### Exercise
Write out the listing beneath this instruction in its entirety, exactly as it reads.

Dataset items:
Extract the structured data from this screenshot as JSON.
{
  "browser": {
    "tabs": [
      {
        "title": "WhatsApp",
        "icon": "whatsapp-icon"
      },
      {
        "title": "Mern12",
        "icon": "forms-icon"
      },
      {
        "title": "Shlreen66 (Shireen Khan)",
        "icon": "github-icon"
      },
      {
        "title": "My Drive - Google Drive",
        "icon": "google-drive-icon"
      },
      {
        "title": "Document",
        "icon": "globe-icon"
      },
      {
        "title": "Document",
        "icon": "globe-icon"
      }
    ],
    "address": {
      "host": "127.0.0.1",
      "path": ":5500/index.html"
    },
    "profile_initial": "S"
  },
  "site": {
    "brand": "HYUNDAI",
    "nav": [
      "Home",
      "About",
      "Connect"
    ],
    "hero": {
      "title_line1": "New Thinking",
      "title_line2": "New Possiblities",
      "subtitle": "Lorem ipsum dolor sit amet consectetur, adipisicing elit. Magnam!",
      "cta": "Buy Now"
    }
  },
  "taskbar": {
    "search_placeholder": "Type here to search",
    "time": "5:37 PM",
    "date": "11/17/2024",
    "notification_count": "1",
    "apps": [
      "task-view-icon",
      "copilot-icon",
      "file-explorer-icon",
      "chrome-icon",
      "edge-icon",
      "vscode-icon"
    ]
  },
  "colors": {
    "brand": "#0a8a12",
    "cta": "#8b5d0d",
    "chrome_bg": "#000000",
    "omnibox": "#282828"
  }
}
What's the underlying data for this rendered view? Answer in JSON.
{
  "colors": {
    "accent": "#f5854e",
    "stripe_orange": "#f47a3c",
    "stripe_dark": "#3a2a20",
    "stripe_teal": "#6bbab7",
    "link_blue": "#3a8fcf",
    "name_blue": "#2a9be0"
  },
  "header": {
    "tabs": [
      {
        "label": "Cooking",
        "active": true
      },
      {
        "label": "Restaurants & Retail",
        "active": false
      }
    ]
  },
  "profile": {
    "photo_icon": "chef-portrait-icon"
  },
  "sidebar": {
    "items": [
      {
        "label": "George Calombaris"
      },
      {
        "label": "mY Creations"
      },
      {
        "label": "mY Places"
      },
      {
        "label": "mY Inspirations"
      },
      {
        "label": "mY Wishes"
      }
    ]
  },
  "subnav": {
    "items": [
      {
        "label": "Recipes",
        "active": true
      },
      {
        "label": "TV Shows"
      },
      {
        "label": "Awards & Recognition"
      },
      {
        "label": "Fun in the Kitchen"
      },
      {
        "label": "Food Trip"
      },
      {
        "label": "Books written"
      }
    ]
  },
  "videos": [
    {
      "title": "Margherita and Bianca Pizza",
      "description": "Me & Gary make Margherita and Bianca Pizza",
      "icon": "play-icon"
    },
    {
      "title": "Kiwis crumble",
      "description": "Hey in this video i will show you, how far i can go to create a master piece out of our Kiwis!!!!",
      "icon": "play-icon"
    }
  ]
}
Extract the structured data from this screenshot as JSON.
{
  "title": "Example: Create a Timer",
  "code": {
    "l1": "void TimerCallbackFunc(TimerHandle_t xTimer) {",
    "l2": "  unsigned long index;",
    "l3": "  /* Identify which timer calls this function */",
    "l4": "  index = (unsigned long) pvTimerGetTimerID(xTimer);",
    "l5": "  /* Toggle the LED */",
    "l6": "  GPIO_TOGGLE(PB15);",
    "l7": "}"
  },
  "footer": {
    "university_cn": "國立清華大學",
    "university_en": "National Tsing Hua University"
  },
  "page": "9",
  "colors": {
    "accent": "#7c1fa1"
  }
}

### Solution for this task
Extract the structured data from this screenshot as JSON.
{
  "browser": {
    "tabs": [
      {
        "title": "WhatsApp",
        "icon": "whatsapp-icon"
      },
      {
        "title": "Mern12",
        "icon": "forms-icon"
      },
      {
        "title": "Shlreen66 (Shireen Khan)",
        "icon": "github-icon"
      },
      {
        "title": "My Drive - Google Drive",
        "icon": "google-drive-icon"
      },
      {
        "title": "Document",
        "icon": "globe-icon"
      },
      {
        "title": "Document",
        "icon": "globe-icon"
      }
    ],
    "address": {
      "host": "127.0.0.1",
      "path": ":5500/index.html"
    },
    "profile_initial": "S"
  },
  "site": {
    "brand": "HYUNDAI",
    "nav": [
      "Home",
      "About",
      "Connect"
    ],
    "hero": {
      "title_line1": "New Thinking",
      "title_line2": "New Possiblities",
      "subtitle": "Lorem ipsum dolor sit amet consectetur, adipisicing elit. Magnam!",
      "cta": "Buy Now"
    }
  },
  "taskbar": {
    "search_placeholder": "Type here to search",
    "time": "5:37 PM",
    "date": "11/17/2024",
    "notification_count": "1",
    "apps": [
      "task-view-icon",
      "copilot-icon",
      "file-explorer-icon",
      "chrome-icon",
      "edge-icon",
      "vscode-icon"
    ]
  },
  "colors": {
    "brand": "#0a8a12",
    "cta": "#8b5d0d",
    "chrome_bg": "#000000",
    "omnibox": "#282828"
  }
}
What's the underlying data for this rendered view? Answer in JSON.
{
  "colors": {
    "accent": "#f5854e",
    "stripe_orange": "#f47a3c",
    "stripe_dark": "#3a2a20",
    "stripe_teal": "#6bbab7",
    "link_blue": "#3a8fcf",
    "name_blue": "#2a9be0"
  },
  "header": {
    "tabs": [
      {
        "label": "Cooking",
        "active": true
      },
      {
        "label": "Restaurants & Retail",
        "active": false
      }
    ]
  },
  "profile": {
    "photo_icon": "chef-portrait-icon"
  },
  "sidebar": {
    "items": [
      {
        "label": "George Calombaris"
      },
      {
        "label": "mY Creations"
      },
      {
        "label": "mY Places"
      },
      {
        "label": "mY Inspirations"
      },
      {
        "label": "mY Wishes"
      }
    ]
  },
  "subnav": {
    "items": [
      {
        "label": "Recipes",
        "active": true
      },
      {
        "label": "TV Shows"
      },
      {
        "label": "Awards & Recognition"
      },
      {
        "label": "Fun in the Kitchen"
      },
      {
        "label": "Food Trip"
      },
      {
        "label": "Books written"
      }
    ]
  },
  "videos": [
    {
      "title": "Margherita and Bianca Pizza",
      "description": "Me & Gary make Margherita and Bianca Pizza",
      "icon": "play-icon"
    },
    {
      "title": "Kiwis crumble",
      "description": "Hey in this video i will show you, how far i can go to create a master piece out of our Kiwis!!!!",
      "icon": "play-icon"
    }
  ]
}
Extract the structured data from this screenshot as JSON.
{
  "title": "Example: Create a Timer",
  "code": {
    "l1": "void TimerCallbackFunc(TimerHandle_t xTimer) {",
    "l2": "  unsigned long index;",
    "l3": "  /* Identify which timer calls this function */",
    "l4": "  index = (unsigned long) pvTimerGetTimerID(xTimer);",
    "l5": "  /* Toggle the LED */",
    "l6": "  GPIO_TOGGLE(PB15);",
    "l7": "}"
  },
  "footer": {
    "university_cn": "國立清華大學",
    "university_en": "National Tsing Hua University"
  },
  "page": "9",
  "colors": {
    "accent": "#7c1fa1"
  }
}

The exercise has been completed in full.